Each record below should appear again exactly as written.

[Dataset records]
## start
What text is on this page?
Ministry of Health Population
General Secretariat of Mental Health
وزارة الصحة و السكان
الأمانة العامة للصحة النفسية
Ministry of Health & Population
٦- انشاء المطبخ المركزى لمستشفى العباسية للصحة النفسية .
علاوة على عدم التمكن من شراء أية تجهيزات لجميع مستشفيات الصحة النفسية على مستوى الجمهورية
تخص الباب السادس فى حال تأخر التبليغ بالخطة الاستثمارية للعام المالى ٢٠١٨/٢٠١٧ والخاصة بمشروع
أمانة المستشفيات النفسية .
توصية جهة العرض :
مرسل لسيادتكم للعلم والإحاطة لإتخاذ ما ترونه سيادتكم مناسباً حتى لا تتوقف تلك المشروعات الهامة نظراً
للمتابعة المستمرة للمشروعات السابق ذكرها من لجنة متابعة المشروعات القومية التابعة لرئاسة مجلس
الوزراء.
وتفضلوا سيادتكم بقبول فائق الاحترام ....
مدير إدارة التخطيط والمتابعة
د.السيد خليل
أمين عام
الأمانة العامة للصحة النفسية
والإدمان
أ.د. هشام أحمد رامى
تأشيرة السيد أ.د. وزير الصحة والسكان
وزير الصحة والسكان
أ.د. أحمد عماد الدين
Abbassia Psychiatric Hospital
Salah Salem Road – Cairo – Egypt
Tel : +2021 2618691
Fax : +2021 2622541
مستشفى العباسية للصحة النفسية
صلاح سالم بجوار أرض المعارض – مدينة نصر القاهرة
## end
- [OUTPUT FOR THIS EXERCISE]:
What text is on this page?
Ministry of Health Population
General Secretariat of Mental Health
وزارة الصحة و السكان
الأمانة العامة للصحة النفسية
Ministry of Health & Population
٦- انشاء المطبخ المركزى لمستشفى العباسية للصحة النفسية .
علاوة على عدم التمكن من شراء أية تجهيزات لجميع مستشفيات الصحة النفسية على مستوى الجمهورية
تخص الباب السادس فى حال تأخر التبليغ بالخطة الاستثمارية للعام المالى ٢٠١٨/٢٠١٧ والخاصة بمشروع
أمانة المستشفيات النفسية .
توصية جهة العرض :
مرسل لسيادتكم للعلم والإحاطة لإتخاذ ما ترونه سيادتكم مناسباً حتى لا تتوقف تلك المشروعات الهامة نظراً
للمتابعة المستمرة للمشروعات السابق ذكرها من لجنة متابعة المشروعات القومية التابعة لرئاسة مجلس
الوزراء.
وتفضلوا سيادتكم بقبول فائق الاحترام ....
مدير إدارة التخطيط والمتابعة
د.السيد خليل
أمين عام
الأمانة العامة للصحة النفسية
والإدمان
أ.د. هشام أحمد رامى
تأشيرة السيد أ.د. وزير الصحة والسكان
وزير الصحة والسكان
أ.د. أحمد عماد الدين
Abbassia Psychiatric Hospital
Salah Salem Road – Cairo – Egypt
Tel : +2021 2618691
Fax : +2021 2622541
مستشفى العباسية للصحة النفسية
صلاح سالم بجوار أرض المعارض – مدينة نصر القاهرة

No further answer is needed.